* Required work *
Reproduce all the entries exactly.

(Figure dataset records)
* Start *

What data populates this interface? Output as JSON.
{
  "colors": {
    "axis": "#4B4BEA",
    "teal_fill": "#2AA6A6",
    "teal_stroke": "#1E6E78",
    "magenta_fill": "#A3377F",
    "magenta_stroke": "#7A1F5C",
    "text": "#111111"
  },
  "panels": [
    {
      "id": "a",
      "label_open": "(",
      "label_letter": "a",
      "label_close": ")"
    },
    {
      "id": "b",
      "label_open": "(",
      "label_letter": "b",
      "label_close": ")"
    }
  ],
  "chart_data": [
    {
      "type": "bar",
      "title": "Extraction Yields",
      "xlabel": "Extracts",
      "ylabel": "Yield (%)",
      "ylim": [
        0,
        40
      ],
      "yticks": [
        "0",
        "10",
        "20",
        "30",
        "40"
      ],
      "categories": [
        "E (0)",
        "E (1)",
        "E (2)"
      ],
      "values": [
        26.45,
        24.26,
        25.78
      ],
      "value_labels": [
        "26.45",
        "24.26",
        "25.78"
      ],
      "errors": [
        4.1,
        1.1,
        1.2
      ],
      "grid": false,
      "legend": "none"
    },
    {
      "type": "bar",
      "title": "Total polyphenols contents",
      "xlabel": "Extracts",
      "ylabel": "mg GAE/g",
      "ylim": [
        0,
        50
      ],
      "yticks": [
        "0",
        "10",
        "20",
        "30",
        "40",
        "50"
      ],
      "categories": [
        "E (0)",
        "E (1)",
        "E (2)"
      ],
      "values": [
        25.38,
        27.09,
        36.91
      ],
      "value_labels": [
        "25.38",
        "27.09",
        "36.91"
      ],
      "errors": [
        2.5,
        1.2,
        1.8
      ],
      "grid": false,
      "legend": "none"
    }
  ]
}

* End *

* Result below *
What data populates this interface? Output as JSON.
{
  "colors": {
    "axis": "#4B4BEA",
    "teal_fill": "#2AA6A6",
    "teal_stroke": "#1E6E78",
    "magenta_fill": "#A3377F",
    "magenta_stroke": "#7A1F5C",
    "text": "#111111"
  },
  "panels": [
    {
      "id": "a",
      "label_open": "(",
      "label_letter": "a",
      "label_close": ")"
    },
    {
      "id": "b",
      "label_open": "(",
      "label_letter": "b",
      "label_close": ")"
    }
  ],
  "chart_data": [
    {
      "type": "bar",
      "title": "Extraction Yields",
      "xlabel": "Extracts",
      "ylabel": "Yield (%)",
      "ylim": [
        0,
        40
      ],
      "yticks": [
        "0",
        "10",
        "20",
        "30",
        "40"
      ],
      "categories": [
        "E (0)",
        "E (1)",
        "E (2)"
      ],
      "values": [
        26.45,
        24.26,
        25.78
      ],
      "value_labels": [
        "26.45",
        "24.26",
        "25.78"
      ],
      "errors": [
        4.1,
        1.1,
        1.2
      ],
      "grid": false,
      "legend": "none"
    },
    {
      "type": "bar",
      "title": "Total polyphenols contents",
      "xlabel": "Extracts",
      "ylabel": "mg GAE/g",
      "ylim": [
        0,
        50
      ],
      "yticks": [
        "0",
        "10",
        "20",
        "30",
        "40",
        "50"
      ],
      "categories": [
        "E (0)",
        "E (1)",
        "E (2)"
      ],
      "values": [
        25.38,
        27.09,
        36.91
      ],
      "value_labels": [
        "25.38",
        "27.09",
        "36.91"
      ],
      "errors": [
        2.5,
        1.2,
        1.8
      ],
      "grid": false,
      "legend": "none"
    }
  ]
}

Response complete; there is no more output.